:: SUPPLIED DATA

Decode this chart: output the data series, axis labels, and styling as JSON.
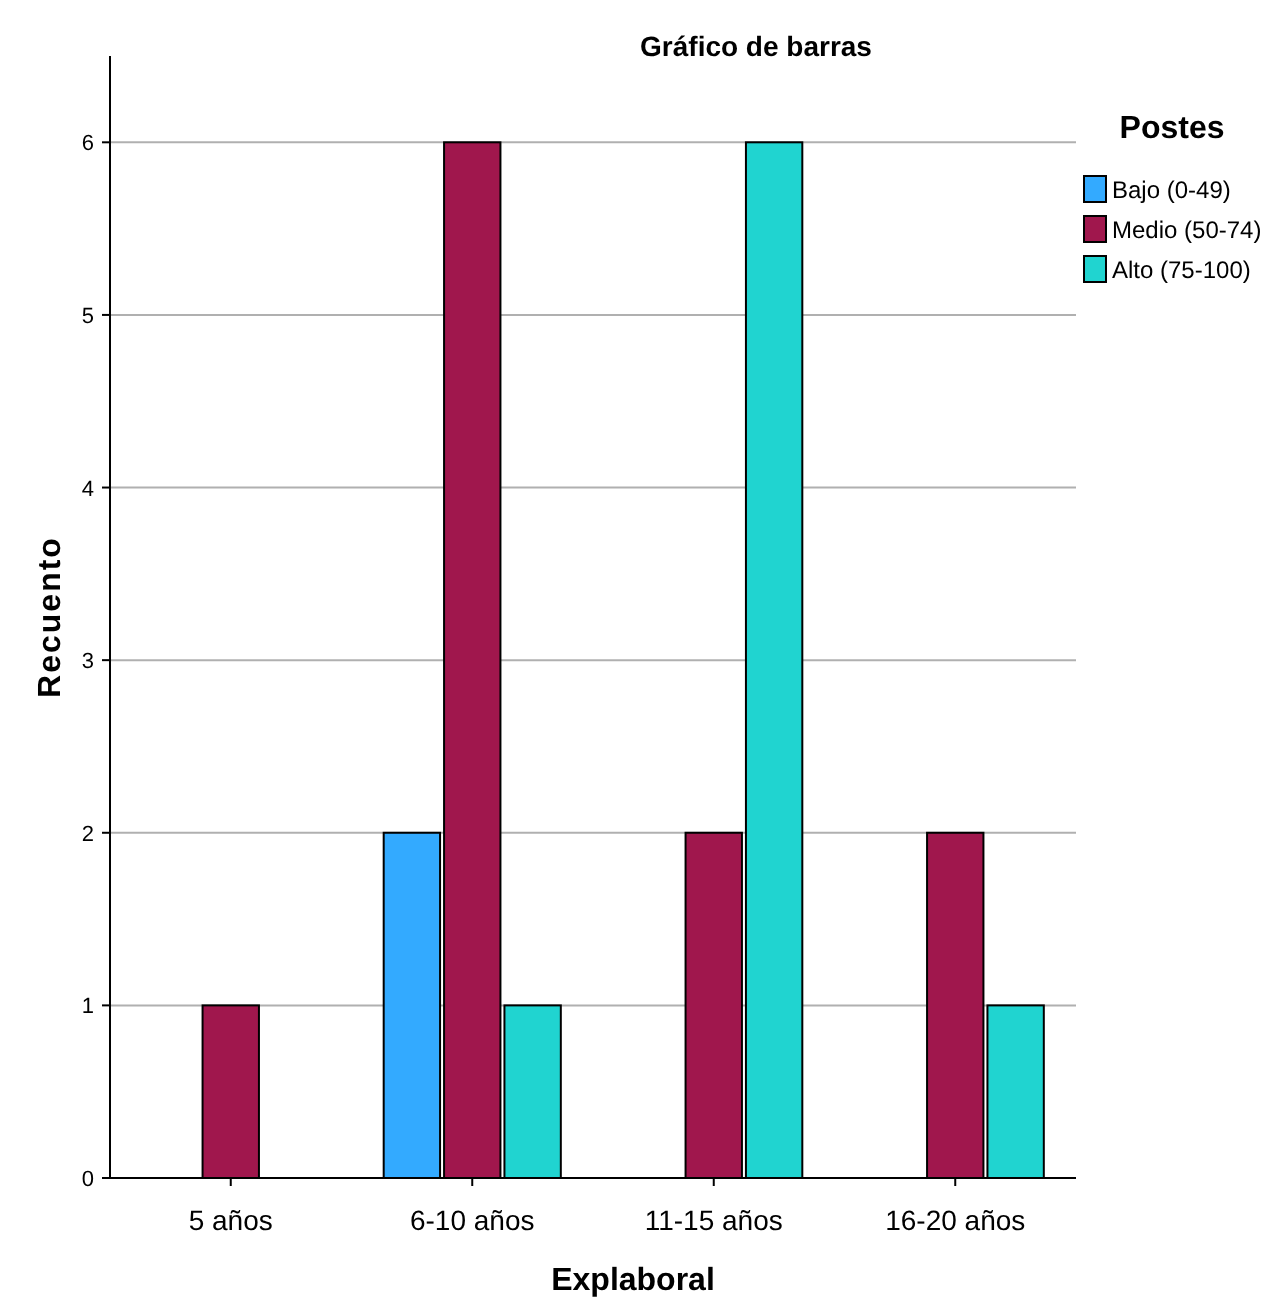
{
  "chart_data": {
    "type": "bar",
    "title": "Gráfico de barras",
    "xlabel": "Explaboral",
    "ylabel": "Recuento",
    "legend_title": "Postes",
    "categories": [
      "5 años",
      "6-10 años",
      "11-15 años",
      "16-20 años"
    ],
    "series": [
      {
        "name": "Bajo (0-49)",
        "color": "#33aaff",
        "values": [
          0,
          2,
          0,
          0
        ]
      },
      {
        "name": "Medio (50-74)",
        "color": "#a0174d",
        "values": [
          1,
          6,
          2,
          2
        ]
      },
      {
        "name": "Alto (75-100)",
        "color": "#20d4d0",
        "values": [
          0,
          1,
          6,
          1
        ]
      }
    ],
    "ylim": [
      0,
      6.5
    ],
    "yticks": [
      0,
      1,
      2,
      3,
      4,
      5,
      6
    ],
    "grid": "y",
    "legend": "right"
  }
}
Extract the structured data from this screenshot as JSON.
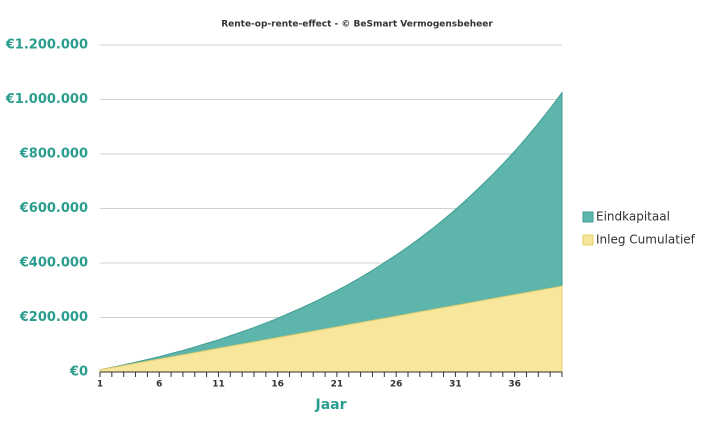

::::

| REQUEST |
Extract the full listing exactly, with the pictures left out.

| RESULT |
Decode this chart: output the data series, axis labels, and styling as JSON.
{
  "chart_data": {
    "type": "bar",
    "title": "Gráfico de barras",
    "xlabel": "Explaboral",
    "ylabel": "Recuento",
    "legend_title": "Postes",
    "categories": [
      "5 años",
      "6-10 años",
      "11-15 años",
      "16-20 años"
    ],
    "series": [
      {
        "name": "Bajo (0-49)",
        "color": "#33aaff",
        "values": [
          0,
          2,
          0,
          0
        ]
      },
      {
        "name": "Medio (50-74)",
        "color": "#a0174d",
        "values": [
          1,
          6,
          2,
          2
        ]
      },
      {
        "name": "Alto (75-100)",
        "color": "#20d4d0",
        "values": [
          0,
          1,
          6,
          1
        ]
      }
    ],
    "ylim": [
      0,
      6.5
    ],
    "yticks": [
      0,
      1,
      2,
      3,
      4,
      5,
      6
    ],
    "grid": "y",
    "legend": "right"
  }
}
Extract the structured data from this screenshot as JSON.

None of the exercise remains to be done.